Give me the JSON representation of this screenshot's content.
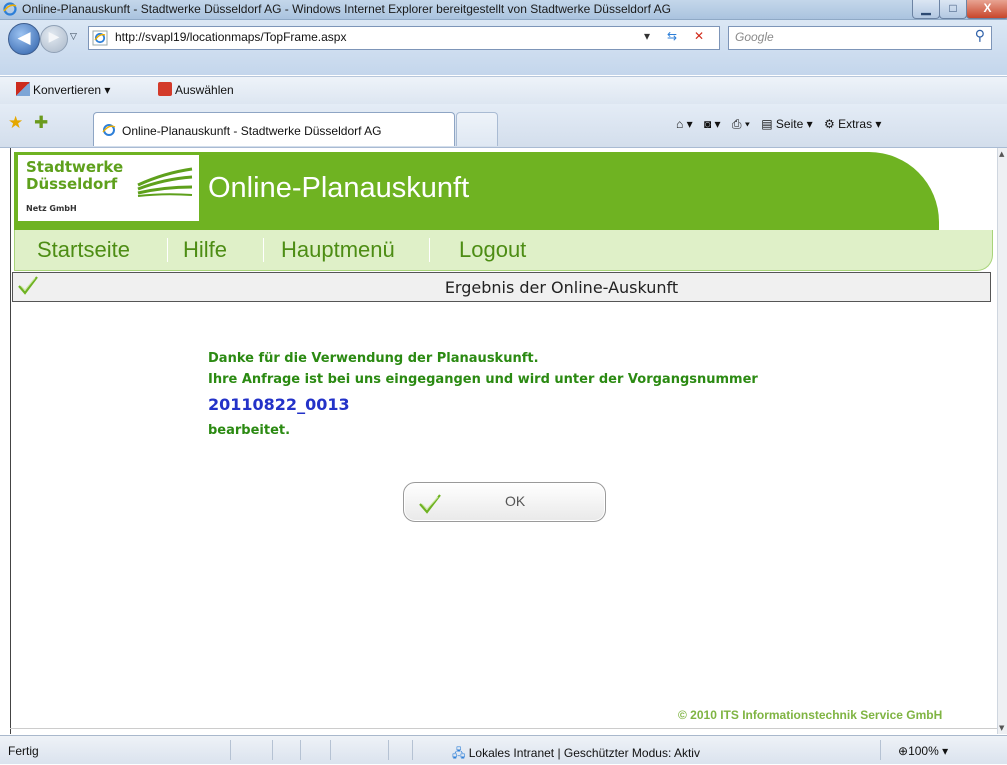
{
  "window": {
    "title": "Online-Planauskunft - Stadtwerke Düsseldorf AG - Windows Internet Explorer bereitgestellt von Stadtwerke Düsseldorf AG",
    "minimize_icon": "minimize-icon",
    "maximize_icon": "maximize-icon",
    "close_label": "X"
  },
  "addressbar": {
    "url": "http://svapl19/locationmaps/TopFrame.aspx",
    "search_placeholder": "Google"
  },
  "linksbar": {
    "convert_label": "Konvertieren",
    "select_label": "Auswählen"
  },
  "tabs": {
    "active_label": "Online-Planauskunft - Stadtwerke Düsseldorf AG"
  },
  "commandbar": {
    "page_label": "Seite",
    "tools_label": "Extras"
  },
  "header": {
    "logo_line1": "Stadtwerke",
    "logo_line2": "Düsseldorf",
    "logo_sub": "Netz GmbH",
    "app_title": "Online-Planauskunft",
    "brand_color": "#6fb322"
  },
  "nav": {
    "items": [
      "Startseite",
      "Hilfe",
      "Hauptmenü",
      "Logout"
    ]
  },
  "result": {
    "title": "Ergebnis der Online-Auskunft",
    "line1": "Danke für die Verwendung der Planauskunft.",
    "line2": "Ihre Anfrage ist bei uns eingegangen und wird unter der Vorgangsnummer",
    "case_number": "20110822_0013",
    "line3": "bearbeitet.",
    "ok_label": "OK"
  },
  "footer": {
    "copyright": "© 2010 ITS Informationstechnik Service GmbH"
  },
  "statusbar": {
    "status": "Fertig",
    "zone": "Lokales Intranet | Geschützter Modus: Aktiv",
    "zoom": "100%"
  }
}
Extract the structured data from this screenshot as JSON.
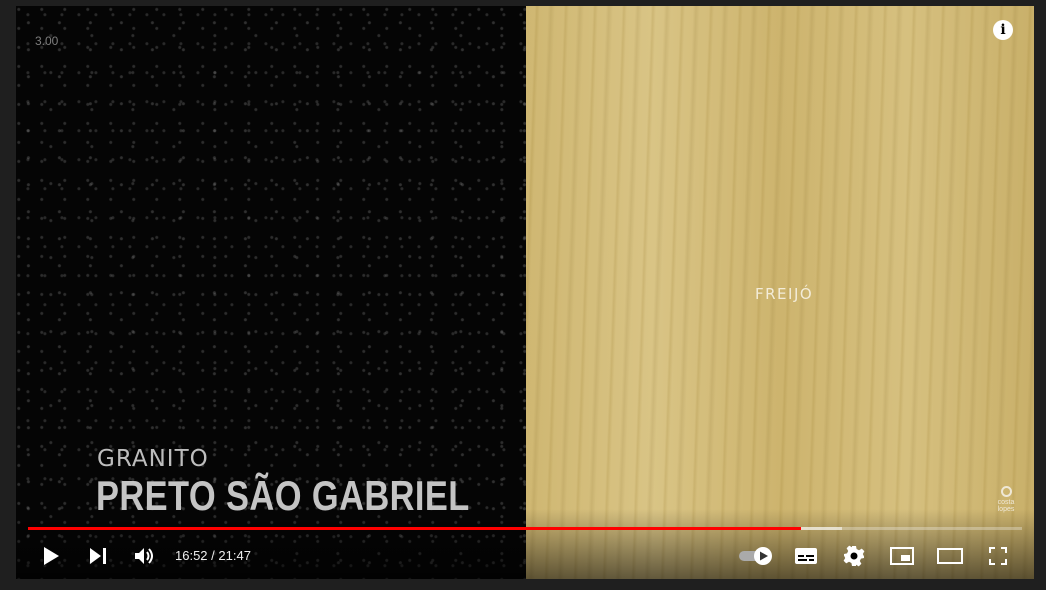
----------------
# The request
Leave the images out and output the remaining material exactly as it stands.

# Final result
Give me the JSON representation of this screenshot's content.
{
  "window": {
    "title": "Online-Planauskunft - Stadtwerke Düsseldorf AG - Windows Internet Explorer bereitgestellt von Stadtwerke Düsseldorf AG",
    "minimize_icon": "minimize-icon",
    "maximize_icon": "maximize-icon",
    "close_label": "X"
  },
  "addressbar": {
    "url": "http://svapl19/locationmaps/TopFrame.aspx",
    "search_placeholder": "Google"
  },
  "linksbar": {
    "convert_label": "Konvertieren",
    "select_label": "Auswählen"
  },
  "tabs": {
    "active_label": "Online-Planauskunft - Stadtwerke Düsseldorf AG"
  },
  "commandbar": {
    "page_label": "Seite",
    "tools_label": "Extras"
  },
  "header": {
    "logo_line1": "Stadtwerke",
    "logo_line2": "Düsseldorf",
    "logo_sub": "Netz GmbH",
    "app_title": "Online-Planauskunft",
    "brand_color": "#6fb322"
  },
  "nav": {
    "items": [
      "Startseite",
      "Hilfe",
      "Hauptmenü",
      "Logout"
    ]
  },
  "result": {
    "title": "Ergebnis der Online-Auskunft",
    "line1": "Danke für die Verwendung der Planauskunft.",
    "line2": "Ihre Anfrage ist bei uns eingegangen und wird unter der Vorgangsnummer",
    "case_number": "20110822_0013",
    "line3": "bearbeitet.",
    "ok_label": "OK"
  },
  "footer": {
    "copyright": "© 2010 ITS Informationstechnik Service GmbH"
  },
  "statusbar": {
    "status": "Fertig",
    "zone": "Lokales Intranet | Geschützter Modus: Aktiv",
    "zoom": "100%"
  }
}
Extract the structured data from this screenshot as JSON.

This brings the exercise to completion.